DATA SUPPLIED:
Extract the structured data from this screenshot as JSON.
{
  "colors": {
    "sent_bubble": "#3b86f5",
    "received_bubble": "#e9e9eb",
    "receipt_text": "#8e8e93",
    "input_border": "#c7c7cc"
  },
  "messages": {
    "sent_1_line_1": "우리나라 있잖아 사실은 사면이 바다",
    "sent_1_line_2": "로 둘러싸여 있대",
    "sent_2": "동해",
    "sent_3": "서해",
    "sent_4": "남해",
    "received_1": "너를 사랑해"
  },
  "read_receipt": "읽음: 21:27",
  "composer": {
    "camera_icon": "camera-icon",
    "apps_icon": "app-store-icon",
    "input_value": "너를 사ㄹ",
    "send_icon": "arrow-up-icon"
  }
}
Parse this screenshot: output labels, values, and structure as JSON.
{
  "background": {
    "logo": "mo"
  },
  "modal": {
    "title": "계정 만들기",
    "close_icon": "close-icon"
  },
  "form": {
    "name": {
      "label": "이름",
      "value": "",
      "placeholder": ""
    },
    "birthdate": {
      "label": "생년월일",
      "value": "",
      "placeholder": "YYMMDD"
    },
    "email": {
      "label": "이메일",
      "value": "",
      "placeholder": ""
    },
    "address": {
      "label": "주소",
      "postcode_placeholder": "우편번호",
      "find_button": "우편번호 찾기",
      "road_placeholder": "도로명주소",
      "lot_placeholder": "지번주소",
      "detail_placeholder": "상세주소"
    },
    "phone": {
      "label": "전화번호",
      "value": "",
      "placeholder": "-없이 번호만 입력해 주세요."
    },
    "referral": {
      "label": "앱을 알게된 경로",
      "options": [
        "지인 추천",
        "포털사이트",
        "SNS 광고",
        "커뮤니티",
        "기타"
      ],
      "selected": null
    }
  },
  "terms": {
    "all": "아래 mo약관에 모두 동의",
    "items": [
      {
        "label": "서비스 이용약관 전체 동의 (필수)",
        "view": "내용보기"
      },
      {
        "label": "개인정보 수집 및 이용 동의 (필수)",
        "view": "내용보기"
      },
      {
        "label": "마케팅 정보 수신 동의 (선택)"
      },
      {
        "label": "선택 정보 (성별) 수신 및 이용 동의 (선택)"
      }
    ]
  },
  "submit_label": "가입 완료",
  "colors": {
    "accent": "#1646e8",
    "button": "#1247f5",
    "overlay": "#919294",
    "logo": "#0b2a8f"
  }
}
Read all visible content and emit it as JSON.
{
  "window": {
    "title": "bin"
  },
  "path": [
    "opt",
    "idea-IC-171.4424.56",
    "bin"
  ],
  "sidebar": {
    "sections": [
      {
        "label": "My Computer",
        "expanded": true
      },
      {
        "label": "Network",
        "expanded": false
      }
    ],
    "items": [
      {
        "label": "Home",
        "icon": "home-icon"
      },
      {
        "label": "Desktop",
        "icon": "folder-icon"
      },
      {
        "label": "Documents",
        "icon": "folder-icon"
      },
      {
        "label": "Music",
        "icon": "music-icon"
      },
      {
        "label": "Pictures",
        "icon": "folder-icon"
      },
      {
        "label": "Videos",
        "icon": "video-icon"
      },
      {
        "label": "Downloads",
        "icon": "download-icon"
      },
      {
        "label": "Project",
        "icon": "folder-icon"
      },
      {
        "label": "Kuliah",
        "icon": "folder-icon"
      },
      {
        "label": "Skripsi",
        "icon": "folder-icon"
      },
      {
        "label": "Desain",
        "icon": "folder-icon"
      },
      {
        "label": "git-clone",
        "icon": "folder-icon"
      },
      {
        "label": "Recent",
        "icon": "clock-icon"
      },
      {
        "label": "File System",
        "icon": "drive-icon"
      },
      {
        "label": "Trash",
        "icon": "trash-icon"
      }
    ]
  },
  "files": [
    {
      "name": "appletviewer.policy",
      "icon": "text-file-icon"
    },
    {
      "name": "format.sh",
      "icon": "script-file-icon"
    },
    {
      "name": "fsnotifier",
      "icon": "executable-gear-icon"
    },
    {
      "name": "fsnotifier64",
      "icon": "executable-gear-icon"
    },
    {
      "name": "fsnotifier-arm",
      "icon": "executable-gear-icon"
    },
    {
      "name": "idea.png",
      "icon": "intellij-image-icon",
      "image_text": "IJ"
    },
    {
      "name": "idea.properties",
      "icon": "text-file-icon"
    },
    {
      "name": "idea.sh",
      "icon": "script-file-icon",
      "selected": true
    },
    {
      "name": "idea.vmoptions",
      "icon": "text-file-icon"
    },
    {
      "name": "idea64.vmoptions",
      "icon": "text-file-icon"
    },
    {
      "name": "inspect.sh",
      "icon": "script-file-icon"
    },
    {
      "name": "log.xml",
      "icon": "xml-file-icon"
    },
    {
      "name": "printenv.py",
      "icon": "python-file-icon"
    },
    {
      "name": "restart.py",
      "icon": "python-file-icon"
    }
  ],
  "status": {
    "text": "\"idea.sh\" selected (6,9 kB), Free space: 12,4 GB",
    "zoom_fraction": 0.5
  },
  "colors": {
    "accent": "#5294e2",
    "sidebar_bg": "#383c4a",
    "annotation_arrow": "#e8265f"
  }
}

EXERCISE INSTRUCTIONS:
Reproduce each record shown above without altering a single word.

FINAL RESULT:
Extract the structured data from this screenshot as JSON.
{
  "colors": {
    "sent_bubble": "#3b86f5",
    "received_bubble": "#e9e9eb",
    "receipt_text": "#8e8e93",
    "input_border": "#c7c7cc"
  },
  "messages": {
    "sent_1_line_1": "우리나라 있잖아 사실은 사면이 바다",
    "sent_1_line_2": "로 둘러싸여 있대",
    "sent_2": "동해",
    "sent_3": "서해",
    "sent_4": "남해",
    "received_1": "너를 사랑해"
  },
  "read_receipt": "읽음: 21:27",
  "composer": {
    "camera_icon": "camera-icon",
    "apps_icon": "app-store-icon",
    "input_value": "너를 사ㄹ",
    "send_icon": "arrow-up-icon"
  }
}
Parse this screenshot: output labels, values, and structure as JSON.
{
  "background": {
    "logo": "mo"
  },
  "modal": {
    "title": "계정 만들기",
    "close_icon": "close-icon"
  },
  "form": {
    "name": {
      "label": "이름",
      "value": "",
      "placeholder": ""
    },
    "birthdate": {
      "label": "생년월일",
      "value": "",
      "placeholder": "YYMMDD"
    },
    "email": {
      "label": "이메일",
      "value": "",
      "placeholder": ""
    },
    "address": {
      "label": "주소",
      "postcode_placeholder": "우편번호",
      "find_button": "우편번호 찾기",
      "road_placeholder": "도로명주소",
      "lot_placeholder": "지번주소",
      "detail_placeholder": "상세주소"
    },
    "phone": {
      "label": "전화번호",
      "value": "",
      "placeholder": "-없이 번호만 입력해 주세요."
    },
    "referral": {
      "label": "앱을 알게된 경로",
      "options": [
        "지인 추천",
        "포털사이트",
        "SNS 광고",
        "커뮤니티",
        "기타"
      ],
      "selected": null
    }
  },
  "terms": {
    "all": "아래 mo약관에 모두 동의",
    "items": [
      {
        "label": "서비스 이용약관 전체 동의 (필수)",
        "view": "내용보기"
      },
      {
        "label": "개인정보 수집 및 이용 동의 (필수)",
        "view": "내용보기"
      },
      {
        "label": "마케팅 정보 수신 동의 (선택)"
      },
      {
        "label": "선택 정보 (성별) 수신 및 이용 동의 (선택)"
      }
    ]
  },
  "submit_label": "가입 완료",
  "colors": {
    "accent": "#1646e8",
    "button": "#1247f5",
    "overlay": "#919294",
    "logo": "#0b2a8f"
  }
}
Read all visible content and emit it as JSON.
{
  "window": {
    "title": "bin"
  },
  "path": [
    "opt",
    "idea-IC-171.4424.56",
    "bin"
  ],
  "sidebar": {
    "sections": [
      {
        "label": "My Computer",
        "expanded": true
      },
      {
        "label": "Network",
        "expanded": false
      }
    ],
    "items": [
      {
        "label": "Home",
        "icon": "home-icon"
      },
      {
        "label": "Desktop",
        "icon": "folder-icon"
      },
      {
        "label": "Documents",
        "icon": "folder-icon"
      },
      {
        "label": "Music",
        "icon": "music-icon"
      },
      {
        "label": "Pictures",
        "icon": "folder-icon"
      },
      {
        "label": "Videos",
        "icon": "video-icon"
      },
      {
        "label": "Downloads",
        "icon": "download-icon"
      },
      {
        "label": "Project",
        "icon": "folder-icon"
      },
      {
        "label": "Kuliah",
        "icon": "folder-icon"
      },
      {
        "label": "Skripsi",
        "icon": "folder-icon"
      },
      {
        "label": "Desain",
        "icon": "folder-icon"
      },
      {
        "label": "git-clone",
        "icon": "folder-icon"
      },
      {
        "label": "Recent",
        "icon": "clock-icon"
      },
      {
        "label": "File System",
        "icon": "drive-icon"
      },
      {
        "label": "Trash",
        "icon": "trash-icon"
      }
    ]
  },
  "files": [
    {
      "name": "appletviewer.policy",
      "icon": "text-file-icon"
    },
    {
      "name": "format.sh",
      "icon": "script-file-icon"
    },
    {
      "name": "fsnotifier",
      "icon": "executable-gear-icon"
    },
    {
      "name": "fsnotifier64",
      "icon": "executable-gear-icon"
    },
    {
      "name": "fsnotifier-arm",
      "icon": "executable-gear-icon"
    },
    {
      "name": "idea.png",
      "icon": "intellij-image-icon",
      "image_text": "IJ"
    },
    {
      "name": "idea.properties",
      "icon": "text-file-icon"
    },
    {
      "name": "idea.sh",
      "icon": "script-file-icon",
      "selected": true
    },
    {
      "name": "idea.vmoptions",
      "icon": "text-file-icon"
    },
    {
      "name": "idea64.vmoptions",
      "icon": "text-file-icon"
    },
    {
      "name": "inspect.sh",
      "icon": "script-file-icon"
    },
    {
      "name": "log.xml",
      "icon": "xml-file-icon"
    },
    {
      "name": "printenv.py",
      "icon": "python-file-icon"
    },
    {
      "name": "restart.py",
      "icon": "python-file-icon"
    }
  ],
  "status": {
    "text": "\"idea.sh\" selected (6,9 kB), Free space: 12,4 GB",
    "zoom_fraction": 0.5
  },
  "colors": {
    "accent": "#5294e2",
    "sidebar_bg": "#383c4a",
    "annotation_arrow": "#e8265f"
  }
}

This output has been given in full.